(Data entries)
## Start

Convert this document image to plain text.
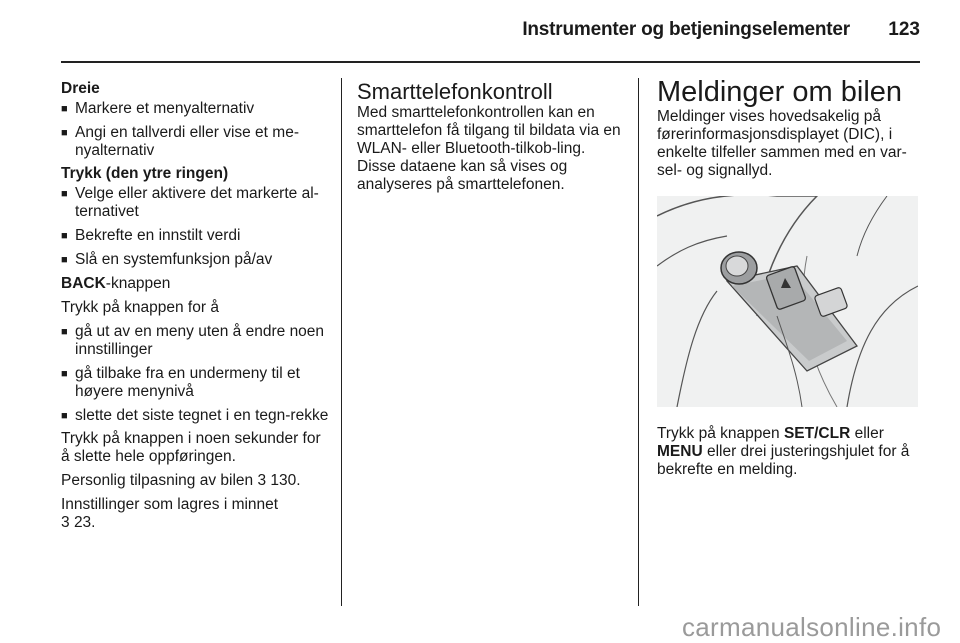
Instrumenter og betjeningselementer	123

Dreie

■ Markere et menyalternativ
■ Angi en tallverdi eller vise et me-nyalternativ

Trykk (den ytre ringen)

■ Velge eller aktivere det markerte al-ternativet
■ Bekrefte en innstilt verdi
■ Slå en systemfunksjon på/av

BACK-knappen

Trykk på knappen for å

■ gå ut av en meny uten å endre noen innstillinger
■ gå tilbake fra en undermeny til et høyere menynivå
■ slette det siste tegnet i en tegn-rekke

Trykk på knappen i noen sekunder for å slette hele oppføringen.

Personlig tilpasning av bilen 3 130.

Innstillinger som lagres i minnet

3 23.

Smarttelefonkontroll

Med smarttelefonkontrollen kan en smarttelefon få tilgang til bildata via en WLAN- eller Bluetooth-tilkob-ling. Disse dataene kan så vises og analyseres på smarttelefonen.

Meldinger om bilen

Meldinger vises hovedsakelig på førerinformasjonsdisplayet (DIC), i enkelte tilfeller sammen med en var-sel- og signallyd.

Trykk på knappen SET/CLR eller
MENU eller drei justeringshjulet for å bekrefte en melding.

carmanualsonline.info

## End

## [The exercise]
Repeat the material above word for word and skip every image in it.

## [Output for this task]
Convert this document image to plain text.
Instrumenter og betjeningselementer	123

Dreie

■ Markere et menyalternativ
■ Angi en tallverdi eller vise et me-nyalternativ

Trykk (den ytre ringen)

■ Velge eller aktivere det markerte al-ternativet
■ Bekrefte en innstilt verdi
■ Slå en systemfunksjon på/av

BACK-knappen

Trykk på knappen for å

■ gå ut av en meny uten å endre noen innstillinger
■ gå tilbake fra en undermeny til et høyere menynivå
■ slette det siste tegnet i en tegn-rekke

Trykk på knappen i noen sekunder for å slette hele oppføringen.

Personlig tilpasning av bilen 3 130.

Innstillinger som lagres i minnet

3 23.

Smarttelefonkontroll

Med smarttelefonkontrollen kan en smarttelefon få tilgang til bildata via en WLAN- eller Bluetooth-tilkob-ling. Disse dataene kan så vises og analyseres på smarttelefonen.

Meldinger om bilen

Meldinger vises hovedsakelig på førerinformasjonsdisplayet (DIC), i enkelte tilfeller sammen med en var-sel- og signallyd.

Trykk på knappen SET/CLR eller
MENU eller drei justeringshjulet for å bekrefte en melding.

carmanualsonline.info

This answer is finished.